> [Task to carry out] Pictures are not part of the copy; repeat everything else in the records exactly.

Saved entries
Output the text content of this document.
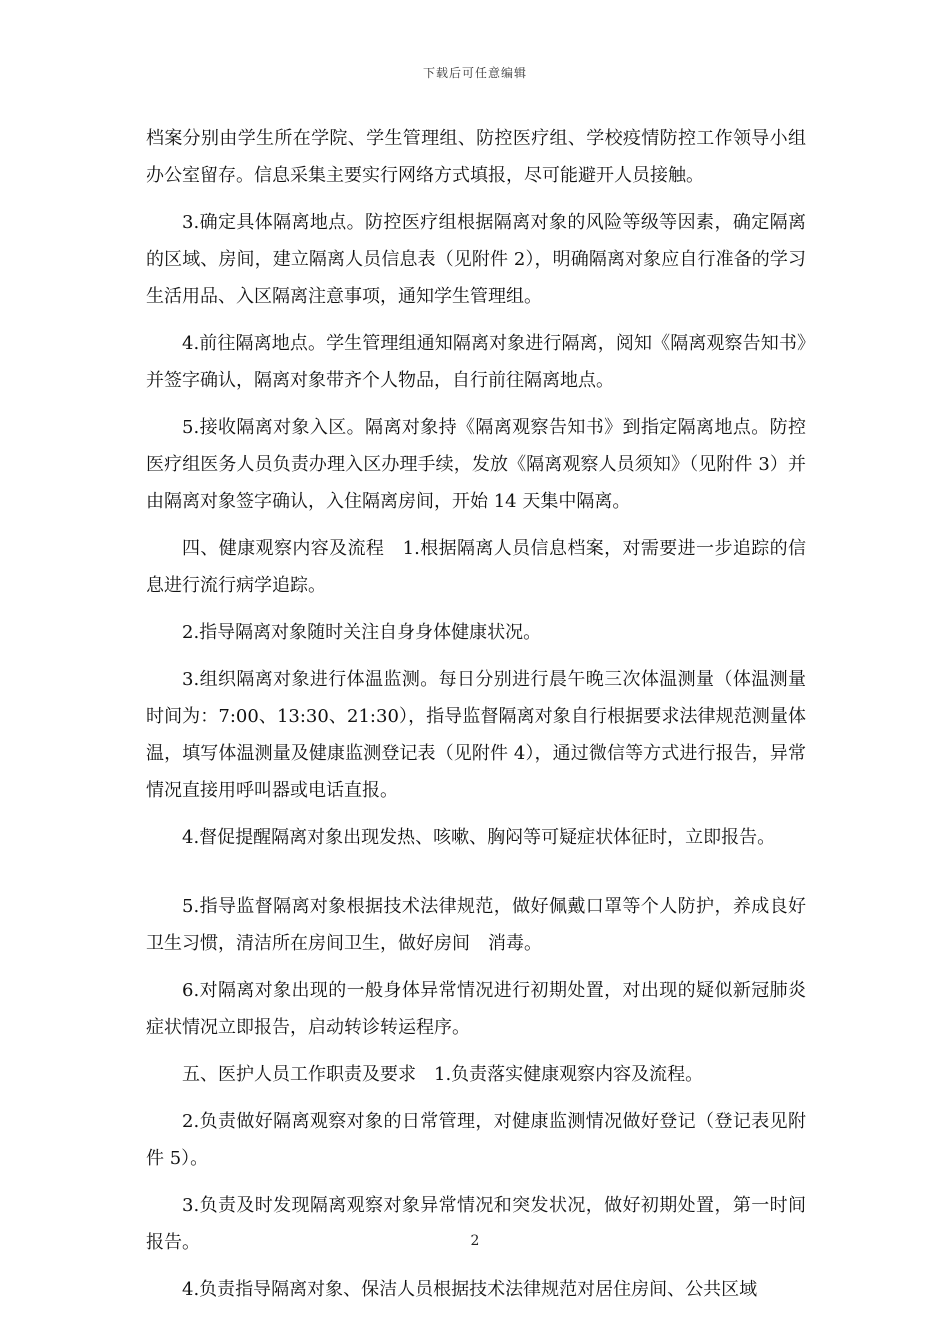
下载后可任意编辑

档案分别由学生所在学院、学生管理组、防控医疗组、学校疫情防控工作领导小组办公室留存。信息采集主要实行网络方式填报，尽可能避开人员接触。

3.确定具体隔离地点。防控医疗组根据隔离对象的风险等级等因素，确定隔离的区域、房间，建立隔离人员信息表（见附件 2），明确隔离对象应自行准备的学习生活用品、入区隔离注意事项，通知学生管理组。

4.前往隔离地点。学生管理组通知隔离对象进行隔离，阅知《隔离观察告知书》并签字确认，隔离对象带齐个人物品，自行前往隔离地点。

5.接收隔离对象入区。隔离对象持《隔离观察告知书》到指定隔离地点。防控医疗组医务人员负责办理入区办理手续，发放《隔离观察人员须知》（见附件 3）并由隔离对象签字确认，入住隔离房间，开始 14 天集中隔离。

四、健康观察内容及流程　1.根据隔离人员信息档案，对需要进一步追踪的信息进行流行病学追踪。

2.指导隔离对象随时关注自身身体健康状况。

3.组织隔离对象进行体温监测。每日分别进行晨午晚三次体温测量（体温测量时间为：7:00、13:30、21:30），指导监督隔离对象自行根据要求法律规范测量体温，填写体温测量及健康监测登记表（见附件 4），通过微信等方式进行报告，异常情况直接用呼叫器或电话直报。

4.督促提醒隔离对象出现发热、咳嗽、胸闷等可疑症状体征时，立即报告。

5.指导监督隔离对象根据技术法律规范，做好佩戴口罩等个人防护，养成良好卫生习惯，清洁所在房间卫生，做好房间　消毒。

6.对隔离对象出现的一般身体异常情况进行初期处置，对出现的疑似新冠肺炎症状情况立即报告，启动转诊转运程序。

五、医护人员工作职责及要求　1.负责落实健康观察内容及流程。

2.负责做好隔离观察对象的日常管理，对健康监测情况做好登记（登记表见附件 5）。

3.负责及时发现隔离观察对象异常情况和突发状况，做好初期处置，第一时间报告。

4.负责指导隔离对象、保洁人员根据技术法律规范对居住房间、公共区域

2
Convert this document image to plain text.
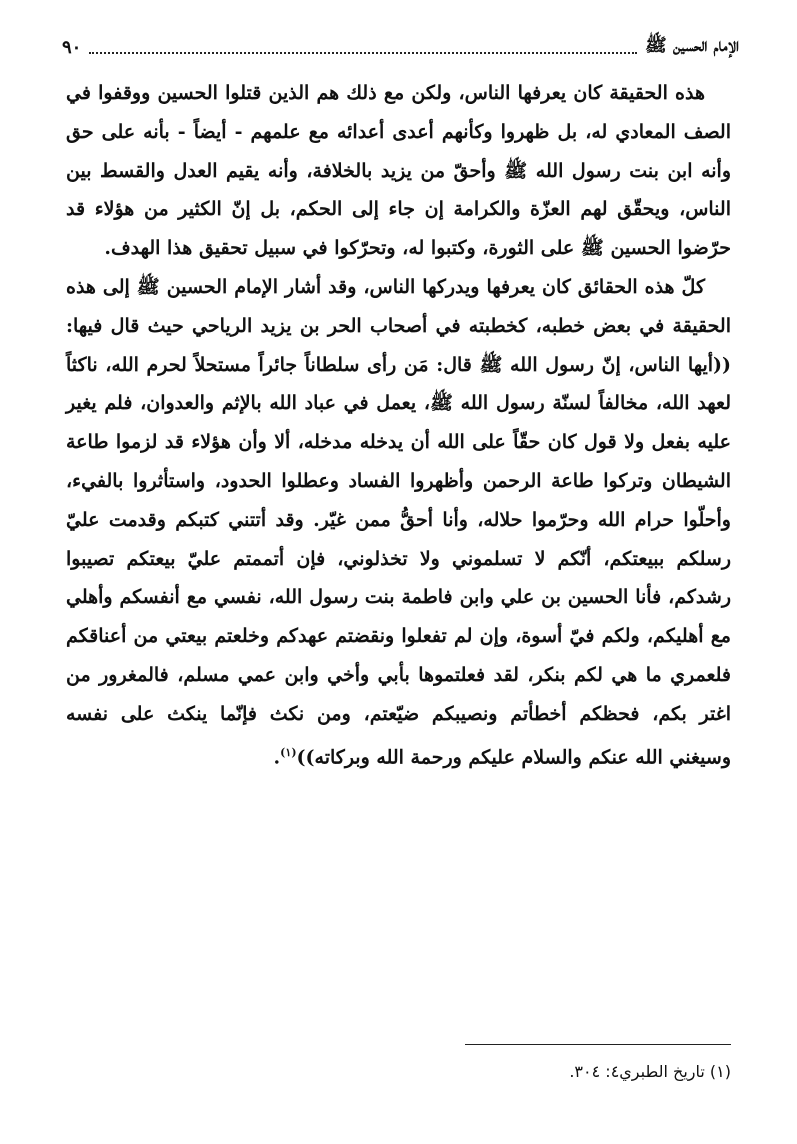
الإمام الحسين ﷺ
٩٠

هذه الحقيقة كان يعرفها الناس، ولكن مع ذلك هم الذين قتلوا الحسين ووقفوا في الصف المعادي له، بل ظهروا وكأنهم أعدى أعدائه مع علمهم - أيضاً - بأنه على حق وأنه ابن بنت رسول الله ﷺ وأحقّ من يزيد بالخلافة، وأنه يقيم العدل والقسط بين الناس، ويحقّق لهم العزّة والكرامة إن جاء إلى الحكم، بل إنّ الكثير من هؤلاء قد حرّضوا الحسين ﷺ على الثورة، وكتبوا له، وتحرّكوا في سبيل تحقيق هذا الهدف.

كلّ هذه الحقائق كان يعرفها ويدركها الناس، وقد أشار الإمام الحسين ﷺ إلى هذه الحقيقة في بعض خطبه، كخطبته في أصحاب الحر بن يزيد الرياحي حيث قال فيها: ((أيها الناس، إنّ رسول الله ﷺ قال: مَن رأى سلطاناً جائراً مستحلاً لحرم الله، ناكثاً لعهد الله، مخالفاً لسنّة رسول الله ﷺ، يعمل في عباد الله بالإثم والعدوان، فلم يغير عليه بفعل ولا قول كان حقّاً على الله أن يدخله مدخله، ألا وأن هؤلاء قد لزموا طاعة الشيطان وتركوا طاعة الرحمن وأظهروا الفساد وعطلوا الحدود، واستأثروا بالفيء، وأحلّوا حرام الله وحرّموا حلاله، وأنا أحقُّ ممن غيّر. وقد أتتني كتبكم وقدمت عليّ رسلكم ببيعتكم، أنّكم لا تسلموني ولا تخذلوني، فإن أتممتم عليّ بيعتكم تصيبوا رشدكم، فأنا الحسين بن علي وابن فاطمة بنت رسول الله، نفسي مع أنفسكم وأهلي مع أهليكم، ولكم فيّ أسوة، وإن لم تفعلوا ونقضتم عهدكم وخلعتم بيعتي من أعناقكم فلعمري ما هي لكم بنكر، لقد فعلتموها بأبي وأخي وابن عمي مسلم، فالمغرور من اغتر بكم، فحظكم أخطأتم ونصيبكم ضيّعتم، ومن نكث فإنّما ينكث على نفسه وسيغني الله عنكم والسلام عليكم ورحمة الله وبركاته))$^{(١)}$.

(١) تاريخ الطبري٤: ٣٠٤.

> [Answer for the task]
Output the text content of this document.
下载后可任意编辑

档案分别由学生所在学院、学生管理组、防控医疗组、学校疫情防控工作领导小组办公室留存。信息采集主要实行网络方式填报，尽可能避开人员接触。

3.确定具体隔离地点。防控医疗组根据隔离对象的风险等级等因素，确定隔离的区域、房间，建立隔离人员信息表（见附件 2），明确隔离对象应自行准备的学习生活用品、入区隔离注意事项，通知学生管理组。

4.前往隔离地点。学生管理组通知隔离对象进行隔离，阅知《隔离观察告知书》并签字确认，隔离对象带齐个人物品，自行前往隔离地点。

5.接收隔离对象入区。隔离对象持《隔离观察告知书》到指定隔离地点。防控医疗组医务人员负责办理入区办理手续，发放《隔离观察人员须知》（见附件 3）并由隔离对象签字确认，入住隔离房间，开始 14 天集中隔离。

四、健康观察内容及流程　1.根据隔离人员信息档案，对需要进一步追踪的信息进行流行病学追踪。

2.指导隔离对象随时关注自身身体健康状况。

3.组织隔离对象进行体温监测。每日分别进行晨午晚三次体温测量（体温测量时间为：7:00、13:30、21:30），指导监督隔离对象自行根据要求法律规范测量体温，填写体温测量及健康监测登记表（见附件 4），通过微信等方式进行报告，异常情况直接用呼叫器或电话直报。

4.督促提醒隔离对象出现发热、咳嗽、胸闷等可疑症状体征时，立即报告。

5.指导监督隔离对象根据技术法律规范，做好佩戴口罩等个人防护，养成良好卫生习惯，清洁所在房间卫生，做好房间　消毒。

6.对隔离对象出现的一般身体异常情况进行初期处置，对出现的疑似新冠肺炎症状情况立即报告，启动转诊转运程序。

五、医护人员工作职责及要求　1.负责落实健康观察内容及流程。

2.负责做好隔离观察对象的日常管理，对健康监测情况做好登记（登记表见附件 5）。

3.负责及时发现隔离观察对象异常情况和突发状况，做好初期处置，第一时间报告。

4.负责指导隔离对象、保洁人员根据技术法律规范对居住房间、公共区域

2
Convert this document image to plain text.
الإمام الحسين ﷺ
٩٠

هذه الحقيقة كان يعرفها الناس، ولكن مع ذلك هم الذين قتلوا الحسين ووقفوا في الصف المعادي له، بل ظهروا وكأنهم أعدى أعدائه مع علمهم - أيضاً - بأنه على حق وأنه ابن بنت رسول الله ﷺ وأحقّ من يزيد بالخلافة، وأنه يقيم العدل والقسط بين الناس، ويحقّق لهم العزّة والكرامة إن جاء إلى الحكم، بل إنّ الكثير من هؤلاء قد حرّضوا الحسين ﷺ على الثورة، وكتبوا له، وتحرّكوا في سبيل تحقيق هذا الهدف.

كلّ هذه الحقائق كان يعرفها ويدركها الناس، وقد أشار الإمام الحسين ﷺ إلى هذه الحقيقة في بعض خطبه، كخطبته في أصحاب الحر بن يزيد الرياحي حيث قال فيها: ((أيها الناس، إنّ رسول الله ﷺ قال: مَن رأى سلطاناً جائراً مستحلاً لحرم الله، ناكثاً لعهد الله، مخالفاً لسنّة رسول الله ﷺ، يعمل في عباد الله بالإثم والعدوان، فلم يغير عليه بفعل ولا قول كان حقّاً على الله أن يدخله مدخله، ألا وأن هؤلاء قد لزموا طاعة الشيطان وتركوا طاعة الرحمن وأظهروا الفساد وعطلوا الحدود، واستأثروا بالفيء، وأحلّوا حرام الله وحرّموا حلاله، وأنا أحقُّ ممن غيّر. وقد أتتني كتبكم وقدمت عليّ رسلكم ببيعتكم، أنّكم لا تسلموني ولا تخذلوني، فإن أتممتم عليّ بيعتكم تصيبوا رشدكم، فأنا الحسين بن علي وابن فاطمة بنت رسول الله، نفسي مع أنفسكم وأهلي مع أهليكم، ولكم فيّ أسوة، وإن لم تفعلوا ونقضتم عهدكم وخلعتم بيعتي من أعناقكم فلعمري ما هي لكم بنكر، لقد فعلتموها بأبي وأخي وابن عمي مسلم، فالمغرور من اغتر بكم، فحظكم أخطأتم ونصيبكم ضيّعتم، ومن نكث فإنّما ينكث على نفسه وسيغني الله عنكم والسلام عليكم ورحمة الله وبركاته))$^{(١)}$.

(١) تاريخ الطبري٤: ٣٠٤.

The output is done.